• [Instructions for the task]: Copy, from the entries below, each line where the word "компании" can be found.

• [Material supplied]:
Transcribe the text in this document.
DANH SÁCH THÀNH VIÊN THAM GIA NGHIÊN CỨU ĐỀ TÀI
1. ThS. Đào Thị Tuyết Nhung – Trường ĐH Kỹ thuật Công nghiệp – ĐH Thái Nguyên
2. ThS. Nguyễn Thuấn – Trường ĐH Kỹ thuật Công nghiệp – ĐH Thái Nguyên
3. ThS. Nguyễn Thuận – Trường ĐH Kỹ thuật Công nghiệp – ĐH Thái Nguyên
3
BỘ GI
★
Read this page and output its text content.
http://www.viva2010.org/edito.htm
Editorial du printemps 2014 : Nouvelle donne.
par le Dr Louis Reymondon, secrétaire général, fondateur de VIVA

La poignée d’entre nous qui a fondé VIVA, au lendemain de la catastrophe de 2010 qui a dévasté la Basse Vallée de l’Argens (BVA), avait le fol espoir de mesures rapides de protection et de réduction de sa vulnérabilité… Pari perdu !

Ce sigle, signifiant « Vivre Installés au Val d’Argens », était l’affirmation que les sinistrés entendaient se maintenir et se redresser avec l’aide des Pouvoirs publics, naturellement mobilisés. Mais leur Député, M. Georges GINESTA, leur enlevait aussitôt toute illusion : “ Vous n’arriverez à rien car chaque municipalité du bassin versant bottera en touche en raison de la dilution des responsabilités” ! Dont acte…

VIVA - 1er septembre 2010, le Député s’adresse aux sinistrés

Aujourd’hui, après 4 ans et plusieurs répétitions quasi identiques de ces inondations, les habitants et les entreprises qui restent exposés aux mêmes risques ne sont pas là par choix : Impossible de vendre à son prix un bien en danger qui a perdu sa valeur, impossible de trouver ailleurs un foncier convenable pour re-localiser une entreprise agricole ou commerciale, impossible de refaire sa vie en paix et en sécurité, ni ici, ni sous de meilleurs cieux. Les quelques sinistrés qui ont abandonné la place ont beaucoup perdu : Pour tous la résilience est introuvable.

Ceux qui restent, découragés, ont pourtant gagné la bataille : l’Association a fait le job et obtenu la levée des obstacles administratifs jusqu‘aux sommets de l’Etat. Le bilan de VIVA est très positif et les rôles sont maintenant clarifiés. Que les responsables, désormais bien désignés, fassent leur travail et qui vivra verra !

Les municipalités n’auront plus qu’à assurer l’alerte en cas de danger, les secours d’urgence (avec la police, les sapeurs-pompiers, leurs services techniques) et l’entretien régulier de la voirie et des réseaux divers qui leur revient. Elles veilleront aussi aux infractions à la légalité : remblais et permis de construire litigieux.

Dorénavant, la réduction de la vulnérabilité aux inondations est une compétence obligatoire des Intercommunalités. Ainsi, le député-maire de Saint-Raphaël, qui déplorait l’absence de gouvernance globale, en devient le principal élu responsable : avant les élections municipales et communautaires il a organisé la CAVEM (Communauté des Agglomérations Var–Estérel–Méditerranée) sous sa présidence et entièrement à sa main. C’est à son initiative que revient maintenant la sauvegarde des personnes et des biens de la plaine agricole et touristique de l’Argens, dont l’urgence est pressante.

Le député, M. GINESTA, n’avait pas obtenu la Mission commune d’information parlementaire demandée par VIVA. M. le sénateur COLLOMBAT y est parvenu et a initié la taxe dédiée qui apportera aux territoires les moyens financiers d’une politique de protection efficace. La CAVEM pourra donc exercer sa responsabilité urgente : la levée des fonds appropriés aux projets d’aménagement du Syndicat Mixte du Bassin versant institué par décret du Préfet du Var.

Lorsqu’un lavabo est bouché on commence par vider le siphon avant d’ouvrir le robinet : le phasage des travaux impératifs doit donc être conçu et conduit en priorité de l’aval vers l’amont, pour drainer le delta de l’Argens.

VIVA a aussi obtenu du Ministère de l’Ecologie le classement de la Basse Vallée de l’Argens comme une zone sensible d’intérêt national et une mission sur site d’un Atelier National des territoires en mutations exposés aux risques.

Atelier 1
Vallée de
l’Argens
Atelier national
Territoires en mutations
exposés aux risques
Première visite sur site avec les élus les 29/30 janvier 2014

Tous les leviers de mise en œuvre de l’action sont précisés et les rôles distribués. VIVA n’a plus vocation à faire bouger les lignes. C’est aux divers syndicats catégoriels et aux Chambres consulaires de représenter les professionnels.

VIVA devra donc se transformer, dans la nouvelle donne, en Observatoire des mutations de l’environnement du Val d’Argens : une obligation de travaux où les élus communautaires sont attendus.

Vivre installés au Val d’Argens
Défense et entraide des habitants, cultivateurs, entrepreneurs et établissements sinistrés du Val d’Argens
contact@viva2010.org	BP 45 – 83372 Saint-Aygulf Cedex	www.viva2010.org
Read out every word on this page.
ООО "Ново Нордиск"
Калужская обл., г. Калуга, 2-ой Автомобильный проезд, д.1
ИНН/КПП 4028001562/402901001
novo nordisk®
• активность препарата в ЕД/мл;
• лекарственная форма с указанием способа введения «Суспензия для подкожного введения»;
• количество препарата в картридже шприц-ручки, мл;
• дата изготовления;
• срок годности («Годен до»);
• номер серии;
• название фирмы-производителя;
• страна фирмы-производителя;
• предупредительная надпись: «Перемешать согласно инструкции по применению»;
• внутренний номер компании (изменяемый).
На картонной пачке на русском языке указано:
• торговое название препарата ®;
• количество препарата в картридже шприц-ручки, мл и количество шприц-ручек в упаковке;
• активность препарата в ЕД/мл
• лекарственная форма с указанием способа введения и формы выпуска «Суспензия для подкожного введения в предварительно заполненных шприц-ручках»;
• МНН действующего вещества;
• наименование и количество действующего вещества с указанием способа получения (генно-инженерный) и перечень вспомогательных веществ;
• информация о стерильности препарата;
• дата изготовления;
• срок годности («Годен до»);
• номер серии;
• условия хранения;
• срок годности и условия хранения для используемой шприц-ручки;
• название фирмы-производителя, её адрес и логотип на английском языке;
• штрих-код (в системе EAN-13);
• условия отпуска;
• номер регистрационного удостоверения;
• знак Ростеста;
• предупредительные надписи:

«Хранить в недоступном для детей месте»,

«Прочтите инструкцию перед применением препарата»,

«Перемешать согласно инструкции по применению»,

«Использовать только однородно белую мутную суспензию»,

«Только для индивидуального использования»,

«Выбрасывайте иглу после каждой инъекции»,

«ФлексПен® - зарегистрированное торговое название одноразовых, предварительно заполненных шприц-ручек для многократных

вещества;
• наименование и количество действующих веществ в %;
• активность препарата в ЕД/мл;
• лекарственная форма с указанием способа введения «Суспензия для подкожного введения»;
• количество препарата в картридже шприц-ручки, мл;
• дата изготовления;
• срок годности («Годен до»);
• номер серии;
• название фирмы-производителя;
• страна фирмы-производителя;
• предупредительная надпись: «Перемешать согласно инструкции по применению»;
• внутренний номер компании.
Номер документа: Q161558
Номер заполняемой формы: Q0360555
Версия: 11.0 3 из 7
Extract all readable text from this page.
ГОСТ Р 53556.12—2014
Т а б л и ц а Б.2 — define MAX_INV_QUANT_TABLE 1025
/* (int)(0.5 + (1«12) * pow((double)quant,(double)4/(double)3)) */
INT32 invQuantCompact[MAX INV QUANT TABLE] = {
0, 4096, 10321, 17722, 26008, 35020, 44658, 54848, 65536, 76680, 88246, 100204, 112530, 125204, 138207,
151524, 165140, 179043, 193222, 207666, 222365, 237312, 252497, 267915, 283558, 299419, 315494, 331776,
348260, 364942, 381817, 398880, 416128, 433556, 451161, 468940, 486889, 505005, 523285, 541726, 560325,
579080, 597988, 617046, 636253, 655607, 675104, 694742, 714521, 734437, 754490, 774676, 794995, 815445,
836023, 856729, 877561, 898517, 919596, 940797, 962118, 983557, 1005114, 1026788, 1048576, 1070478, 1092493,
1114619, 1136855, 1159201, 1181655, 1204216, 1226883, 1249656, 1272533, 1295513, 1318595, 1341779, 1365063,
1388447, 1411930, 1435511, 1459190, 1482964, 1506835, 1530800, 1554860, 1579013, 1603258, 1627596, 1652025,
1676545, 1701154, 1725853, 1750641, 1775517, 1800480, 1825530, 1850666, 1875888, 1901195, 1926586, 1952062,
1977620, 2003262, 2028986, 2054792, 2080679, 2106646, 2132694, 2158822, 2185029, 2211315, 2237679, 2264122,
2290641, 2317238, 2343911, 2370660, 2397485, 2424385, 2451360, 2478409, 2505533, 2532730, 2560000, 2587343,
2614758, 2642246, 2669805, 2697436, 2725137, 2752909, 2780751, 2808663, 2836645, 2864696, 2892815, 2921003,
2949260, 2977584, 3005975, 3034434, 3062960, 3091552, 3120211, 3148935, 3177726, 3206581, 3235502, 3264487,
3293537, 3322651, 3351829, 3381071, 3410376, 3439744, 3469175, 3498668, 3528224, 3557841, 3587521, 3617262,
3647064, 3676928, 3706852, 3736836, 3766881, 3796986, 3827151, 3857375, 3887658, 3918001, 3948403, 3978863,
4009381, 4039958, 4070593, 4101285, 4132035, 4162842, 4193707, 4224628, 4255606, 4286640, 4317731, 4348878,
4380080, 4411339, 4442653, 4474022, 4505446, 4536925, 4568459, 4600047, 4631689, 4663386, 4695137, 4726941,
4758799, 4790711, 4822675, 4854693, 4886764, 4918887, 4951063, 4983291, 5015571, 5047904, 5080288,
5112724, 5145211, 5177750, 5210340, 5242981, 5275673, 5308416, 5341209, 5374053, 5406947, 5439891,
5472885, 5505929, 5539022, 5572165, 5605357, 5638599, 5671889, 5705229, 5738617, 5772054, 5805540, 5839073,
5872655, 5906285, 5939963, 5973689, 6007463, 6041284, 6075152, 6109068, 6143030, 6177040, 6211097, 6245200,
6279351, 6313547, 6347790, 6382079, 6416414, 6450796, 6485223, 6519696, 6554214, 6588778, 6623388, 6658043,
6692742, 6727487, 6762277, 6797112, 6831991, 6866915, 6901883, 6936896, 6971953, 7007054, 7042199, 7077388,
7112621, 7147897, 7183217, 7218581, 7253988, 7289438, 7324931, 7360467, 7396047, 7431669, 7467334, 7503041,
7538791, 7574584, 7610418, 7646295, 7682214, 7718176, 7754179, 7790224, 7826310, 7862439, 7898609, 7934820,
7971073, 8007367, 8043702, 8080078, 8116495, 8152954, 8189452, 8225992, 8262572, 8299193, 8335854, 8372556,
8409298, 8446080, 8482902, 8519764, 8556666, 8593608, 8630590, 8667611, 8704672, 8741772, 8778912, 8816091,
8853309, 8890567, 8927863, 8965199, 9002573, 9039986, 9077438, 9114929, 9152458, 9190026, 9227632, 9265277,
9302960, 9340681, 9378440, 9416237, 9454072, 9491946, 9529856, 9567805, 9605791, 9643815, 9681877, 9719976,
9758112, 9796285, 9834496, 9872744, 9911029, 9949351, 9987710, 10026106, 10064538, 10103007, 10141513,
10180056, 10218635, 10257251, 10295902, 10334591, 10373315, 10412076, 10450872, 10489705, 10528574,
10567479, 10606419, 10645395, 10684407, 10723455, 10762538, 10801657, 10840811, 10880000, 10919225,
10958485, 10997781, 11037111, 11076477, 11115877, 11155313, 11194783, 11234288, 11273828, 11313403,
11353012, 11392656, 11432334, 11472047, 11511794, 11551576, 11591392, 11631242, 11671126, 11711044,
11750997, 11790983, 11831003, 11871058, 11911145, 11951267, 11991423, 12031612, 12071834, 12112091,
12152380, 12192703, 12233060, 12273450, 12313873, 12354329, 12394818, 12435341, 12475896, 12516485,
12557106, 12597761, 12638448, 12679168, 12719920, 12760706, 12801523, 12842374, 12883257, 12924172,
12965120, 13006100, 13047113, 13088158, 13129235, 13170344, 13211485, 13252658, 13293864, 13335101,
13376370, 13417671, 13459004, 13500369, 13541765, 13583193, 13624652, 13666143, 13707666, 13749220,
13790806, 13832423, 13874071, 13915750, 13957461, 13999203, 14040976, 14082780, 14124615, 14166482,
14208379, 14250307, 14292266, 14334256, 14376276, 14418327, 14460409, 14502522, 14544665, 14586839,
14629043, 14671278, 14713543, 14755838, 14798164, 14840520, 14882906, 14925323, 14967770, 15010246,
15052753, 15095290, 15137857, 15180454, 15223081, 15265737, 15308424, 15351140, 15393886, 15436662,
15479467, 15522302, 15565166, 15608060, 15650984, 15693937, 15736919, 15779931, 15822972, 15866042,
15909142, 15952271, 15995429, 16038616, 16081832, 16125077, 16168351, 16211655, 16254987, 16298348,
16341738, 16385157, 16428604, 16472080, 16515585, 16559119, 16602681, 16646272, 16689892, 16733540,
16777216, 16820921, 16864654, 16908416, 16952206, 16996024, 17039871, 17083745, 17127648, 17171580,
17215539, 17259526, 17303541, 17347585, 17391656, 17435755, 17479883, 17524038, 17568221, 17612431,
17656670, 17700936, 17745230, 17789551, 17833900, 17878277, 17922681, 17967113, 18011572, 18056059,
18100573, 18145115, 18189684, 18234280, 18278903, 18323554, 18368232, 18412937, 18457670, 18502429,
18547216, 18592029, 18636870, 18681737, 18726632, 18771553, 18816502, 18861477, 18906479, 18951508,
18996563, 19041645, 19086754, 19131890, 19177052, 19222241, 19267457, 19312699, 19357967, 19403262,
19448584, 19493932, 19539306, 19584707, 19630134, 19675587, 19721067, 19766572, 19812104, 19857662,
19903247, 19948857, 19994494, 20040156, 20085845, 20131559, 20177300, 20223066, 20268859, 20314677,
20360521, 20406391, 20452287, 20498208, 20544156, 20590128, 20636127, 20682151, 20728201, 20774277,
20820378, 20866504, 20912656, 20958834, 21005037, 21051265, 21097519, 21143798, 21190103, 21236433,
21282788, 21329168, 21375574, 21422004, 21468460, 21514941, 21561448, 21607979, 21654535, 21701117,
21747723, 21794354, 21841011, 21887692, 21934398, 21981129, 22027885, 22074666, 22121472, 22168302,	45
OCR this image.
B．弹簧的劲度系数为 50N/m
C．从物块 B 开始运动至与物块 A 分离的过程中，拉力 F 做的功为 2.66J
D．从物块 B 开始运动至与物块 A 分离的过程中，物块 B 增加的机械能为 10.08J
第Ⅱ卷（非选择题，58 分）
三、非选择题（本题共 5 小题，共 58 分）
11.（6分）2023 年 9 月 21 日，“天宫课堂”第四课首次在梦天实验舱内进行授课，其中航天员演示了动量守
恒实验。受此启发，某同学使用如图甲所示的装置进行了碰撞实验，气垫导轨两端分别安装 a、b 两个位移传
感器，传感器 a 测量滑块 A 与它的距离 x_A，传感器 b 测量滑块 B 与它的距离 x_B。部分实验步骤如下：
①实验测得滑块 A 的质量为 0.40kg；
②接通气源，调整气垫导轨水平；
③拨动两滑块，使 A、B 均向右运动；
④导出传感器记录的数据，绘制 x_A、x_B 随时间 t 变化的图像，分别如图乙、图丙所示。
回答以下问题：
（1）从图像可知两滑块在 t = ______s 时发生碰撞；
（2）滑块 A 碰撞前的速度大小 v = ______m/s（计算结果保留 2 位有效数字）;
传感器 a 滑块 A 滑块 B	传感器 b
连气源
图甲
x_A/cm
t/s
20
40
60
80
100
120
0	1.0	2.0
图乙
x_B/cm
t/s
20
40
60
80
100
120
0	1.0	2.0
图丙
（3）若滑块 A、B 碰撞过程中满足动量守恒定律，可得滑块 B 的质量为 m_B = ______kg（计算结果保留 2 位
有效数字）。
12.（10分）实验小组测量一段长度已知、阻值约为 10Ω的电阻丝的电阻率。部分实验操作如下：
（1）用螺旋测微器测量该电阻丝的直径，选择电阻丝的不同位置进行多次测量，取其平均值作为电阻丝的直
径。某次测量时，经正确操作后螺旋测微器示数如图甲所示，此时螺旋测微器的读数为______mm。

• [Reply]:
• внутренний номер компании (изменяемый).
• внутренний номер компании.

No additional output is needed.